>>>>>

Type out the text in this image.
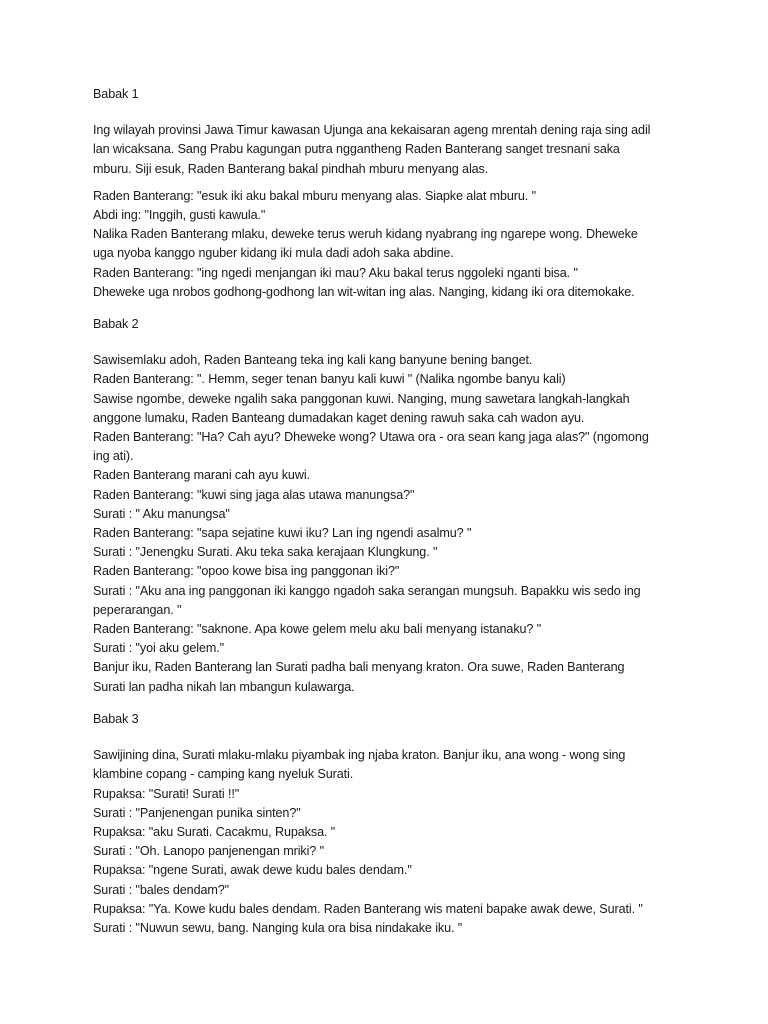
Babak 1
Ing wilayah provinsi Jawa Timur kawasan Ujunga ana kekaisaran ageng mrentah dening raja sing adil
lan wicaksana. Sang Prabu kagungan putra nggantheng Raden Banterang sanget tresnani saka
mburu. Siji esuk, Raden Banterang bakal pindhah mburu menyang alas.
Raden Banterang: "esuk iki aku bakal mburu menyang alas. Siapke alat mburu. "
Abdi ing: "Inggih, gusti kawula."
Nalika Raden Banterang mlaku, deweke terus weruh kidang nyabrang ing ngarepe wong. Dheweke
uga nyoba kanggo nguber kidang iki mula dadi adoh saka abdine.
Raden Banterang: "ing ngedi menjangan iki mau? Aku bakal terus nggoleki nganti bisa. "
Dheweke uga nrobos godhong-godhong lan wit-witan ing alas. Nanging, kidang iki ora ditemokake.
Babak 2
Sawisemlaku adoh, Raden Banteang teka ing kali kang banyune bening banget.
Raden Banterang: ". Hemm, seger tenan banyu kali kuwi " (Nalika ngombe banyu kali)
Sawise ngombe, deweke ngalih saka panggonan kuwi. Nanging, mung sawetara langkah-langkah
anggone lumaku, Raden Banteang dumadakan kaget dening rawuh saka cah wadon ayu.
Raden Banterang: "Ha? Cah ayu? Dheweke wong? Utawa ora - ora sean kang jaga alas?" (ngomong
ing ati).
Raden Banterang marani cah ayu kuwi.
Raden Banterang: "kuwi sing jaga alas utawa manungsa?"
Surati : " Aku manungsa"
Raden Banterang: "sapa sejatine kuwi iku? Lan ing ngendi asalmu? "
Surati : "Jenengku Surati. Aku teka saka kerajaan Klungkung. "
Raden Banterang: "opoo kowe bisa ing panggonan iki?"
Surati : "Aku ana ing panggonan iki kanggo ngadoh saka serangan mungsuh. Bapakku wis sedo ing
peperarangan. "
Raden Banterang: "saknone. Apa kowe gelem melu aku bali menyang istanaku? "
Surati : "yoi aku gelem."
Banjur iku, Raden Banterang lan Surati padha bali menyang kraton. Ora suwe, Raden Banterang
Surati lan padha nikah lan mbangun kulawarga.
Babak 3
Sawijining dina, Surati mlaku-mlaku piyambak ing njaba kraton. Banjur iku, ana wong - wong sing
klambine copang - camping kang nyeluk Surati.
Rupaksa: "Surati! Surati !!"
Surati : "Panjenengan punika sinten?"
Rupaksa: "aku Surati. Cacakmu, Rupaksa. "
Surati : "Oh. Lanopo panjenengan mriki? "
Rupaksa: "ngene Surati, awak dewe kudu bales dendam."
Surati : "bales dendam?"
Rupaksa: "Ya. Kowe kudu bales dendam. Raden Banterang wis mateni bapake awak dewe, Surati. "
Surati : "Nuwun sewu, bang. Nanging kula ora bisa nindakake iku. "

<<<<<

Working from the entries above, return all lines that contain "mburu".

mburu. Siji esuk, Raden Banterang bakal pindhah mburu menyang alas.
Raden Banterang: "esuk iki aku bakal mburu menyang alas. Siapke alat mburu. "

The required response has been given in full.